- [Raw data]
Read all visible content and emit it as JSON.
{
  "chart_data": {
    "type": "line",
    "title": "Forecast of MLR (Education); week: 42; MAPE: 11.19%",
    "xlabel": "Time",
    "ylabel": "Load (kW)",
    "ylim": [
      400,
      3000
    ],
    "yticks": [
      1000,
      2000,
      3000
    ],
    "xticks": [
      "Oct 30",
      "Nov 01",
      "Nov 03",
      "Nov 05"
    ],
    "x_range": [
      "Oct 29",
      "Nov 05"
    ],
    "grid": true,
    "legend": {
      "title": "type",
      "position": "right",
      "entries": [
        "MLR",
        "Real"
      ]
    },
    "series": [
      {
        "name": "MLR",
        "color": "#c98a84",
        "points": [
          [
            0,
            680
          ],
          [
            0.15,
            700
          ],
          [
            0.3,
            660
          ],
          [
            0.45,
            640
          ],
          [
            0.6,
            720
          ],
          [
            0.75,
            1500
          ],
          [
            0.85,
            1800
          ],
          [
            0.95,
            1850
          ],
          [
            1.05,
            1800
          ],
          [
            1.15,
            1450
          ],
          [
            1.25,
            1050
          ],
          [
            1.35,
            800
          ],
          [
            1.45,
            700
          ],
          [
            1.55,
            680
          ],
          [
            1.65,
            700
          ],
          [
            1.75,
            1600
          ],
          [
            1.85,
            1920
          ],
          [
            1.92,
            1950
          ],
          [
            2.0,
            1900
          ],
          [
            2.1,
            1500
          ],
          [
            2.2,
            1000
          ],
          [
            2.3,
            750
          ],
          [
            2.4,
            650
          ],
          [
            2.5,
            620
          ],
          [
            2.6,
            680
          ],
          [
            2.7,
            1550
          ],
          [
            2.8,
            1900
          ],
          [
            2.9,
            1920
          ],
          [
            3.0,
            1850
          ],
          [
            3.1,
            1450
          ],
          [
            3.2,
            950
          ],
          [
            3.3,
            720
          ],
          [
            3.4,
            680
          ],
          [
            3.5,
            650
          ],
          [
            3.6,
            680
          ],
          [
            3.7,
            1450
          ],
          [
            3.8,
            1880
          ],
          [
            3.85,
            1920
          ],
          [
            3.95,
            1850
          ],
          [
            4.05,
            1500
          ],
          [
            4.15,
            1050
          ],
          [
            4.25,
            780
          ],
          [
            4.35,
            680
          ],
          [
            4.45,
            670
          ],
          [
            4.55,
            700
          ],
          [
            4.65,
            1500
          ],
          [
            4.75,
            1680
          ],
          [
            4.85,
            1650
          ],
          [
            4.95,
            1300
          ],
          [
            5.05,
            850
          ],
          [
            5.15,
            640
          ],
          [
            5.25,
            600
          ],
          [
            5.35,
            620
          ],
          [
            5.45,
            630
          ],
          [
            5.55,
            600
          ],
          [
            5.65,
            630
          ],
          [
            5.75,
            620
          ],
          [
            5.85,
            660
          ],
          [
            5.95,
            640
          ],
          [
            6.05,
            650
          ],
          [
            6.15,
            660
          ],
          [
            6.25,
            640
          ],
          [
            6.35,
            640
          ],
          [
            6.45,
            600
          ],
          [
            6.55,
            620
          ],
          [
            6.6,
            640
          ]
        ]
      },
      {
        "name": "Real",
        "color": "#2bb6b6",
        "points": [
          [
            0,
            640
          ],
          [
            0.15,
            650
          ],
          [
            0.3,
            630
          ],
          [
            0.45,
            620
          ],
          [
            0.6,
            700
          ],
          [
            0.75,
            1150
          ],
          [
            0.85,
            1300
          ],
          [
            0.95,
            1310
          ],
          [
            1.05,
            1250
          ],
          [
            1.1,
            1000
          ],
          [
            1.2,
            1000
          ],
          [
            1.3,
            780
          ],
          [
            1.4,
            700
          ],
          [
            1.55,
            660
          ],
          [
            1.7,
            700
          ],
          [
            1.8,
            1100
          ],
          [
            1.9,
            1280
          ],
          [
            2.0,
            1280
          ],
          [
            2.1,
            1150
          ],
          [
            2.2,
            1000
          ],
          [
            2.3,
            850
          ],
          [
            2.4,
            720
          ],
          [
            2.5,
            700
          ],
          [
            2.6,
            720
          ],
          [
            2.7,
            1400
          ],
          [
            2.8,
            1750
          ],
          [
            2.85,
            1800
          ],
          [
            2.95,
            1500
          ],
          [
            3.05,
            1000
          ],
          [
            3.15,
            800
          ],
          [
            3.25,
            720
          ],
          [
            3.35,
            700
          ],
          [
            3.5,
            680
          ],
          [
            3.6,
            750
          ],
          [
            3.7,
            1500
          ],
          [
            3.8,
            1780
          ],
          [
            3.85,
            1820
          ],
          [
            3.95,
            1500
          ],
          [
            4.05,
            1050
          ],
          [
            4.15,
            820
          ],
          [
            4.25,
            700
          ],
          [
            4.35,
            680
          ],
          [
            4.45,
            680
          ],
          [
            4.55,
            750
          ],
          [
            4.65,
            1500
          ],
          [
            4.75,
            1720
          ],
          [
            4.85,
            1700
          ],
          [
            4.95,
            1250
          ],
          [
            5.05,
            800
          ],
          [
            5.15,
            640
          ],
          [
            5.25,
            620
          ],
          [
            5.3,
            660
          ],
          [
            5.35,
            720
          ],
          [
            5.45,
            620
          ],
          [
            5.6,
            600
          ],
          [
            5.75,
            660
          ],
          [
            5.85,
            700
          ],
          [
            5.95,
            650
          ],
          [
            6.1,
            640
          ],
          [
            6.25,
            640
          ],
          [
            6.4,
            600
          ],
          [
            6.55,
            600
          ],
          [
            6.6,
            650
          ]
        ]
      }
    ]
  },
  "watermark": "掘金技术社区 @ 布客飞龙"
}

- [What you need to do] Make an exact copy of every line in the data.

- [Result of the exercise]
Read all visible content and emit it as JSON.
{
  "chart_data": {
    "type": "line",
    "title": "Forecast of MLR (Education); week: 42; MAPE: 11.19%",
    "xlabel": "Time",
    "ylabel": "Load (kW)",
    "ylim": [
      400,
      3000
    ],
    "yticks": [
      1000,
      2000,
      3000
    ],
    "xticks": [
      "Oct 30",
      "Nov 01",
      "Nov 03",
      "Nov 05"
    ],
    "x_range": [
      "Oct 29",
      "Nov 05"
    ],
    "grid": true,
    "legend": {
      "title": "type",
      "position": "right",
      "entries": [
        "MLR",
        "Real"
      ]
    },
    "series": [
      {
        "name": "MLR",
        "color": "#c98a84",
        "points": [
          [
            0,
            680
          ],
          [
            0.15,
            700
          ],
          [
            0.3,
            660
          ],
          [
            0.45,
            640
          ],
          [
            0.6,
            720
          ],
          [
            0.75,
            1500
          ],
          [
            0.85,
            1800
          ],
          [
            0.95,
            1850
          ],
          [
            1.05,
            1800
          ],
          [
            1.15,
            1450
          ],
          [
            1.25,
            1050
          ],
          [
            1.35,
            800
          ],
          [
            1.45,
            700
          ],
          [
            1.55,
            680
          ],
          [
            1.65,
            700
          ],
          [
            1.75,
            1600
          ],
          [
            1.85,
            1920
          ],
          [
            1.92,
            1950
          ],
          [
            2.0,
            1900
          ],
          [
            2.1,
            1500
          ],
          [
            2.2,
            1000
          ],
          [
            2.3,
            750
          ],
          [
            2.4,
            650
          ],
          [
            2.5,
            620
          ],
          [
            2.6,
            680
          ],
          [
            2.7,
            1550
          ],
          [
            2.8,
            1900
          ],
          [
            2.9,
            1920
          ],
          [
            3.0,
            1850
          ],
          [
            3.1,
            1450
          ],
          [
            3.2,
            950
          ],
          [
            3.3,
            720
          ],
          [
            3.4,
            680
          ],
          [
            3.5,
            650
          ],
          [
            3.6,
            680
          ],
          [
            3.7,
            1450
          ],
          [
            3.8,
            1880
          ],
          [
            3.85,
            1920
          ],
          [
            3.95,
            1850
          ],
          [
            4.05,
            1500
          ],
          [
            4.15,
            1050
          ],
          [
            4.25,
            780
          ],
          [
            4.35,
            680
          ],
          [
            4.45,
            670
          ],
          [
            4.55,
            700
          ],
          [
            4.65,
            1500
          ],
          [
            4.75,
            1680
          ],
          [
            4.85,
            1650
          ],
          [
            4.95,
            1300
          ],
          [
            5.05,
            850
          ],
          [
            5.15,
            640
          ],
          [
            5.25,
            600
          ],
          [
            5.35,
            620
          ],
          [
            5.45,
            630
          ],
          [
            5.55,
            600
          ],
          [
            5.65,
            630
          ],
          [
            5.75,
            620
          ],
          [
            5.85,
            660
          ],
          [
            5.95,
            640
          ],
          [
            6.05,
            650
          ],
          [
            6.15,
            660
          ],
          [
            6.25,
            640
          ],
          [
            6.35,
            640
          ],
          [
            6.45,
            600
          ],
          [
            6.55,
            620
          ],
          [
            6.6,
            640
          ]
        ]
      },
      {
        "name": "Real",
        "color": "#2bb6b6",
        "points": [
          [
            0,
            640
          ],
          [
            0.15,
            650
          ],
          [
            0.3,
            630
          ],
          [
            0.45,
            620
          ],
          [
            0.6,
            700
          ],
          [
            0.75,
            1150
          ],
          [
            0.85,
            1300
          ],
          [
            0.95,
            1310
          ],
          [
            1.05,
            1250
          ],
          [
            1.1,
            1000
          ],
          [
            1.2,
            1000
          ],
          [
            1.3,
            780
          ],
          [
            1.4,
            700
          ],
          [
            1.55,
            660
          ],
          [
            1.7,
            700
          ],
          [
            1.8,
            1100
          ],
          [
            1.9,
            1280
          ],
          [
            2.0,
            1280
          ],
          [
            2.1,
            1150
          ],
          [
            2.2,
            1000
          ],
          [
            2.3,
            850
          ],
          [
            2.4,
            720
          ],
          [
            2.5,
            700
          ],
          [
            2.6,
            720
          ],
          [
            2.7,
            1400
          ],
          [
            2.8,
            1750
          ],
          [
            2.85,
            1800
          ],
          [
            2.95,
            1500
          ],
          [
            3.05,
            1000
          ],
          [
            3.15,
            800
          ],
          [
            3.25,
            720
          ],
          [
            3.35,
            700
          ],
          [
            3.5,
            680
          ],
          [
            3.6,
            750
          ],
          [
            3.7,
            1500
          ],
          [
            3.8,
            1780
          ],
          [
            3.85,
            1820
          ],
          [
            3.95,
            1500
          ],
          [
            4.05,
            1050
          ],
          [
            4.15,
            820
          ],
          [
            4.25,
            700
          ],
          [
            4.35,
            680
          ],
          [
            4.45,
            680
          ],
          [
            4.55,
            750
          ],
          [
            4.65,
            1500
          ],
          [
            4.75,
            1720
          ],
          [
            4.85,
            1700
          ],
          [
            4.95,
            1250
          ],
          [
            5.05,
            800
          ],
          [
            5.15,
            640
          ],
          [
            5.25,
            620
          ],
          [
            5.3,
            660
          ],
          [
            5.35,
            720
          ],
          [
            5.45,
            620
          ],
          [
            5.6,
            600
          ],
          [
            5.75,
            660
          ],
          [
            5.85,
            700
          ],
          [
            5.95,
            650
          ],
          [
            6.1,
            640
          ],
          [
            6.25,
            640
          ],
          [
            6.4,
            600
          ],
          [
            6.55,
            600
          ],
          [
            6.6,
            650
          ]
        ]
      }
    ]
  },
  "watermark": "掘金技术社区 @ 布客飞龙"
}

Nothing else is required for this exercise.